Detection of TA in CTCL patient cells
In contrast with healthy lymphocytes, TA was detected in CTCL patient cells (6/7 SS [P = .038], 6/8 T-MF [P = .001], and 3/4 C-ALCL [P = .016]) and in all cell lines (Hut78, My-La, FE-PD, and 1301) investigated (Figure 4). However, SS patient cells and the tested SS cell line Hut78 exhibited the lowest TA level compared with T-MF and C-ALCL patient cells and cell lines.
Involvement of TA in cell proliferation
Three lentiviral shRNA vectors were constructed to inhibit telomerase expression: shTERC, shhTERT1, and shhTERT2. They were introduced into Hut78, My-La, FE-PD, and 1301 cell line nuclei. To enhance hTERT expression, a viral infection assay was used. Both control curves (Scramble and DsRed) were closed to each other. Whatever the cell line, telomerase inhibition led to a significant cell proliferation inhibition and to a massive cell death as early as 5 days after lentiviral transduction (P < .05) (Figure 5A, dotted lines). Moreover, in all cell lines tested, downregulation of hTERT (catalytic subunit of telomerase) had substantially more pronounced effects than downregulation of hTERC (the RNA template) at both 5 and 10 days after lentiviral transduction. Conversely, lentivirus-mediated hTERT overexpression led to a significant increase in cell proliferation (P < .05) (Figure 5A, solid lines).
hTERT silencing and ectopic expression were determined by using western blot analysis (Figure 5B-C). The impact of hTERT inhibition (Figure 5B) and overexpression (Figure 5C) on cell proliferation was confirmed by the detection of downregulation (Figure 5B) or upregulation (Figure 5C), respectively, of the Ki67 proliferation marker. We wondered whether TL was involved in the cell proliferation variations we observed upon modulation of telomerase expression. To test this hypothesis, we investigated the relative TL in the same cell lines by qPCR (supplemental Table 2). With only a short time for cell culture, no significant variation in TL was observed in cell lines.
Because 1301 and My-La cells expressed a higher hTERT endogenous level than Hut78 and FE-PD and strongly responded to hTERT inhibition, they were tested for senescence markers upon telomerase inhibition. Hence, telomerase inhibition led to upregulation of p53 and p21 mRNA levels (Figure 5D) and γ-H2AX staining (supplemental Figure 8).

++++

**ABOUT THIS EXERCISE:** Copy everything from "hTERT silencing and" down to "in cell lines." in the text on telomerase activity, switching "western blot analysis" to "immunoblot analysis".

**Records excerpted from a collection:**
++++

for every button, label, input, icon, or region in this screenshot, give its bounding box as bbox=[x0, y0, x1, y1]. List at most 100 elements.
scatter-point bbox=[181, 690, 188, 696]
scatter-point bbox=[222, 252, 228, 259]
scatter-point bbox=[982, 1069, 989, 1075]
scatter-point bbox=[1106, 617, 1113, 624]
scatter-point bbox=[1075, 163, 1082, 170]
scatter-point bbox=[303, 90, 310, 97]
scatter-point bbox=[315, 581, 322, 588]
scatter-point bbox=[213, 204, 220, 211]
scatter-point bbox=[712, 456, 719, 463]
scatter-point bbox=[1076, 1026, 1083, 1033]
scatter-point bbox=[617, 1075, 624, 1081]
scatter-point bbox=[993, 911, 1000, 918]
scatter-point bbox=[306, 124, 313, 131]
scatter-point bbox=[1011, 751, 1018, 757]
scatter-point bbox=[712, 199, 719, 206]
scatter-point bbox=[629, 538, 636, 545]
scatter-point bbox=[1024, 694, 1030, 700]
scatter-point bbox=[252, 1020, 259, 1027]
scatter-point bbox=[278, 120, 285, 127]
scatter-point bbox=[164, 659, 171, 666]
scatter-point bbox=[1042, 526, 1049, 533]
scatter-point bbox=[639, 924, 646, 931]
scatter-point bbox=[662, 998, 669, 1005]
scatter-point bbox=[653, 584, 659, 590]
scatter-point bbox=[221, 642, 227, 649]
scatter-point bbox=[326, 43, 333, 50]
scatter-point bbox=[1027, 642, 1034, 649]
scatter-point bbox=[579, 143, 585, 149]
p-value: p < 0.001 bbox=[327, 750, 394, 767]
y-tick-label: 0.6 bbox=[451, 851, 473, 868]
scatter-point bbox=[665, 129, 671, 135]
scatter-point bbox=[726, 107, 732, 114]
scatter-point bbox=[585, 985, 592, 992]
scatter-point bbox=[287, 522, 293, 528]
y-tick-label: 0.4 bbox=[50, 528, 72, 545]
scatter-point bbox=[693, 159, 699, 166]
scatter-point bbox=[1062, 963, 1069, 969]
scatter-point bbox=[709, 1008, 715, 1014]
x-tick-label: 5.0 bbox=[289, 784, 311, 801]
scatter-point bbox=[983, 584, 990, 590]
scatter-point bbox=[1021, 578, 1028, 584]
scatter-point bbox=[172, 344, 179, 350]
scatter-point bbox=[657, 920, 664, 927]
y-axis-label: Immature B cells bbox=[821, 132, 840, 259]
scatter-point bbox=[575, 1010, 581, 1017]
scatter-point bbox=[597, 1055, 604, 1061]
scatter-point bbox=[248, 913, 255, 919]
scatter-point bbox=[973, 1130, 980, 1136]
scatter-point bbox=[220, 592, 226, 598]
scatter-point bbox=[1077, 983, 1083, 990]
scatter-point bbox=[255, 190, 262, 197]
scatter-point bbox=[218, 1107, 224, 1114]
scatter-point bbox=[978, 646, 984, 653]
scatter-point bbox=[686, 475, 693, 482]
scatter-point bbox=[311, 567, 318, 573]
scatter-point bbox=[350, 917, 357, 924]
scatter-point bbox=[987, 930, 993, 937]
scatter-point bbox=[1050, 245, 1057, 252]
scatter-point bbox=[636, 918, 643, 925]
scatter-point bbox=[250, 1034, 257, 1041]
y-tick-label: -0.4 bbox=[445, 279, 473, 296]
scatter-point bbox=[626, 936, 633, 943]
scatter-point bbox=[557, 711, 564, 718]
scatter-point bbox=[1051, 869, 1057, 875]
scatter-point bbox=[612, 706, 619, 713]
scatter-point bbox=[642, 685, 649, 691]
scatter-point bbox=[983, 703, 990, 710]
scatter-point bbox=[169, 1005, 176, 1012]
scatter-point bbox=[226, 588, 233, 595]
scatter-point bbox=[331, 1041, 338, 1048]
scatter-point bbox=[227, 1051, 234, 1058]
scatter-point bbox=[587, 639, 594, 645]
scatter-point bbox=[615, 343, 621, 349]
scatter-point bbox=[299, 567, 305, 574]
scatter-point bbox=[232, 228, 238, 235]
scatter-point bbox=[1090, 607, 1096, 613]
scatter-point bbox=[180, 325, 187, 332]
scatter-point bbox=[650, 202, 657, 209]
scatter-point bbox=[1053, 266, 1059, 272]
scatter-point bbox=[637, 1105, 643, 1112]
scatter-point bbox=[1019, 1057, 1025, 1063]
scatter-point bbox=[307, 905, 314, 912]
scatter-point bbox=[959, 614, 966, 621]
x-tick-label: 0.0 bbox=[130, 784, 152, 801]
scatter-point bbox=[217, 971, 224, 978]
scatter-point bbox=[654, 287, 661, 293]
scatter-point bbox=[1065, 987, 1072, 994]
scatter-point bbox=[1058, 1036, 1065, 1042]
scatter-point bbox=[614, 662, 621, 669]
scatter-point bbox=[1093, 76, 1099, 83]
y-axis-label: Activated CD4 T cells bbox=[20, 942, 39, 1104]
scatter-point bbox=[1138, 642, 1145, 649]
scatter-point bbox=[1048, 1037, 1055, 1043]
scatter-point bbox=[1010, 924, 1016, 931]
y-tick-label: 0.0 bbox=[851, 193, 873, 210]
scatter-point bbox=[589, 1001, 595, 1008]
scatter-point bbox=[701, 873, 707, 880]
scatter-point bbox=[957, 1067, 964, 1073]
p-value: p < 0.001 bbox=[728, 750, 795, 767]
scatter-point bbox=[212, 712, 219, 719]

++++

**TASK ANSWER:**
hTERT silencing and ectopic expression were determined by using immunoblot analysis (Figure 5B-C). The impact of hTERT inhibition (Figure 5B) and overexpression (Figure 5C) on cell proliferation was confirmed by the detection of downregulation (Figure 5B) or upregulation (Figure 5C), respectively, of the Ki67 proliferation marker. We wondered whether TL was involved in the cell proliferation variations we observed upon modulation of telomerase expression. To test this hypothesis, we investigated the relative TL in the same cell lines by qPCR (supplemental Table 2). With only a short time for cell culture, no significant variation in TL was observed in cell lines.